* _Set problem_:
Transcribe the material in full, exactly as written.

****************

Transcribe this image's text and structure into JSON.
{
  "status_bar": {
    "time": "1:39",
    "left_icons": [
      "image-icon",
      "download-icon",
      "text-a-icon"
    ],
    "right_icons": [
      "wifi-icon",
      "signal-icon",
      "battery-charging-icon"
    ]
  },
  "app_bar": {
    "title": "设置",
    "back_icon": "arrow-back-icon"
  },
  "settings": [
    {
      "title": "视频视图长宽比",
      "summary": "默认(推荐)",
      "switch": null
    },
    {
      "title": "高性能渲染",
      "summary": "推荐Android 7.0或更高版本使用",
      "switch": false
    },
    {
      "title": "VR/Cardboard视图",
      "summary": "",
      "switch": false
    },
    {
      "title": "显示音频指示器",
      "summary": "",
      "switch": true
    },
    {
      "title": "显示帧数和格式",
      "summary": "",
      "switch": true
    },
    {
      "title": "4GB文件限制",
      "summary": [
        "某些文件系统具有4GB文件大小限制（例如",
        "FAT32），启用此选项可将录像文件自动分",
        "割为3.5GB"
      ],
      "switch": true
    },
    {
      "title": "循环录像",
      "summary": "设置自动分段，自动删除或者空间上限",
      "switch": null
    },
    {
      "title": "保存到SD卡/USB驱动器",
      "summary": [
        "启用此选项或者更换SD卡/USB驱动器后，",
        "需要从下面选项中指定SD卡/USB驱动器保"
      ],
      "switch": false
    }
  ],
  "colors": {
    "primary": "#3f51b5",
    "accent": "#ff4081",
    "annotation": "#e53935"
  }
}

****************

* _Correct answer_:
Transcribe this image's text and structure into JSON.
{
  "status_bar": {
    "time": "1:39",
    "left_icons": [
      "image-icon",
      "download-icon",
      "text-a-icon"
    ],
    "right_icons": [
      "wifi-icon",
      "signal-icon",
      "battery-charging-icon"
    ]
  },
  "app_bar": {
    "title": "设置",
    "back_icon": "arrow-back-icon"
  },
  "settings": [
    {
      "title": "视频视图长宽比",
      "summary": "默认(推荐)",
      "switch": null
    },
    {
      "title": "高性能渲染",
      "summary": "推荐Android 7.0或更高版本使用",
      "switch": false
    },
    {
      "title": "VR/Cardboard视图",
      "summary": "",
      "switch": false
    },
    {
      "title": "显示音频指示器",
      "summary": "",
      "switch": true
    },
    {
      "title": "显示帧数和格式",
      "summary": "",
      "switch": true
    },
    {
      "title": "4GB文件限制",
      "summary": [
        "某些文件系统具有4GB文件大小限制（例如",
        "FAT32），启用此选项可将录像文件自动分",
        "割为3.5GB"
      ],
      "switch": true
    },
    {
      "title": "循环录像",
      "summary": "设置自动分段，自动删除或者空间上限",
      "switch": null
    },
    {
      "title": "保存到SD卡/USB驱动器",
      "summary": [
        "启用此选项或者更换SD卡/USB驱动器后，",
        "需要从下面选项中指定SD卡/USB驱动器保"
      ],
      "switch": false
    }
  ],
  "colors": {
    "primary": "#3f51b5",
    "accent": "#ff4081",
    "annotation": "#e53935"
  }
}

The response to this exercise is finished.